▶ [The request]
Print every one of the entries below verbatim, leaving each line unchanged.

[Data records]
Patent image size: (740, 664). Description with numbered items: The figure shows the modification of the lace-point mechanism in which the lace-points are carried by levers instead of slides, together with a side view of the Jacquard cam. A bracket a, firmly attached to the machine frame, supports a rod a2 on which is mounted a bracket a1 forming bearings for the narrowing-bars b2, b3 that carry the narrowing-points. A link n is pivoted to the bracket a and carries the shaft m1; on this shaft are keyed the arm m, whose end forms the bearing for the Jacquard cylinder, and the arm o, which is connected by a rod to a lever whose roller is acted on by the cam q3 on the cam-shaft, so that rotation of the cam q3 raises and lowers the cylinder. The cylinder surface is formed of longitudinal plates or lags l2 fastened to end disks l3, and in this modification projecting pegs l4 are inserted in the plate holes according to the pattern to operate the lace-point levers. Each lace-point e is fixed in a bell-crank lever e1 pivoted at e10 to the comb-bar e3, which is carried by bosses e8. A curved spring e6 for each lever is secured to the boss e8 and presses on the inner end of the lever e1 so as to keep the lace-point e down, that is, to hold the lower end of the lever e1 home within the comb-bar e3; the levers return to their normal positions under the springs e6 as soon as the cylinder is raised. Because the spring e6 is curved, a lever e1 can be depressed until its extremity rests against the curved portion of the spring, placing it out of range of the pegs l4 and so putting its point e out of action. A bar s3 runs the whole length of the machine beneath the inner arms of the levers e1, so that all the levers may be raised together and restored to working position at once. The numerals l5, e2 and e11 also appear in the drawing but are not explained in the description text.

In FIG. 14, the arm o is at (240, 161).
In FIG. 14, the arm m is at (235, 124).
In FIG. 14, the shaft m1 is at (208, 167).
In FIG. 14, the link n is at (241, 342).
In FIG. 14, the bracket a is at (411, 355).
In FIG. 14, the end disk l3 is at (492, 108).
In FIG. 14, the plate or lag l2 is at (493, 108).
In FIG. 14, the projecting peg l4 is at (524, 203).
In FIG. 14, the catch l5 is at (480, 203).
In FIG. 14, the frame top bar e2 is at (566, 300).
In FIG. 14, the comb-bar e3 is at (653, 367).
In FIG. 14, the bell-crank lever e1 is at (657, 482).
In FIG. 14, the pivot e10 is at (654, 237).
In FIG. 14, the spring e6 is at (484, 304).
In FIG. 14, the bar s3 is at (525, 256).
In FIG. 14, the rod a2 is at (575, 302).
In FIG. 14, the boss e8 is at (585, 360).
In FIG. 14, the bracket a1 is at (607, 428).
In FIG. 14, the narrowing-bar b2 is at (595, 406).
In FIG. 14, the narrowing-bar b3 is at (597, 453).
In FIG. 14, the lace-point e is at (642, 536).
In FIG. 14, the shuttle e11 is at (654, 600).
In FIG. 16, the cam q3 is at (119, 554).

▶ [Answer below]
Patent image size: (740, 664). Description with numbered items: The figure shows the modification of the lace-point mechanism in which the lace-points are carried by levers instead of slides, together with a side view of the Jacquard cam. A bracket a, firmly attached to the machine frame, supports a rod a2 on which is mounted a bracket a1 forming bearings for the narrowing-bars b2, b3 that carry the narrowing-points. A link n is pivoted to the bracket a and carries the shaft m1; on this shaft are keyed the arm m, whose end forms the bearing for the Jacquard cylinder, and the arm o, which is connected by a rod to a lever whose roller is acted on by the cam q3 on the cam-shaft, so that rotation of the cam q3 raises and lowers the cylinder. The cylinder surface is formed of longitudinal plates or lags l2 fastened to end disks l3, and in this modification projecting pegs l4 are inserted in the plate holes according to the pattern to operate the lace-point levers. Each lace-point e is fixed in a bell-crank lever e1 pivoted at e10 to the comb-bar e3, which is carried by bosses e8. A curved spring e6 for each lever is secured to the boss e8 and presses on the inner end of the lever e1 so as to keep the lace-point e down, that is, to hold the lower end of the lever e1 home within the comb-bar e3; the levers return to their normal positions under the springs e6 as soon as the cylinder is raised. Because the spring e6 is curved, a lever e1 can be depressed until its extremity rests against the curved portion of the spring, placing it out of range of the pegs l4 and so putting its point e out of action. A bar s3 runs the whole length of the machine beneath the inner arms of the levers e1, so that all the levers may be raised together and restored to working position at once. The numerals l5, e2 and e11 also appear in the drawing but are not explained in the description text.

In FIG. 14, the arm o is at (240, 161).
In FIG. 14, the arm m is at (235, 124).
In FIG. 14, the shaft m1 is at (208, 167).
In FIG. 14, the link n is at (241, 342).
In FIG. 14, the bracket a is at (411, 355).
In FIG. 14, the end disk l3 is at (492, 108).
In FIG. 14, the plate or lag l2 is at (493, 108).
In FIG. 14, the projecting peg l4 is at (524, 203).
In FIG. 14, the catch l5 is at (480, 203).
In FIG. 14, the frame top bar e2 is at (566, 300).
In FIG. 14, the comb-bar e3 is at (653, 367).
In FIG. 14, the bell-crank lever e1 is at (657, 482).
In FIG. 14, the pivot e10 is at (654, 237).
In FIG. 14, the spring e6 is at (484, 304).
In FIG. 14, the bar s3 is at (525, 256).
In FIG. 14, the rod a2 is at (575, 302).
In FIG. 14, the boss e8 is at (585, 360).
In FIG. 14, the bracket a1 is at (607, 428).
In FIG. 14, the narrowing-bar b2 is at (595, 406).
In FIG. 14, the narrowing-bar b3 is at (597, 453).
In FIG. 14, the lace-point e is at (642, 536).
In FIG. 14, the shuttle e11 is at (654, 600).
In FIG. 16, the cam q3 is at (119, 554).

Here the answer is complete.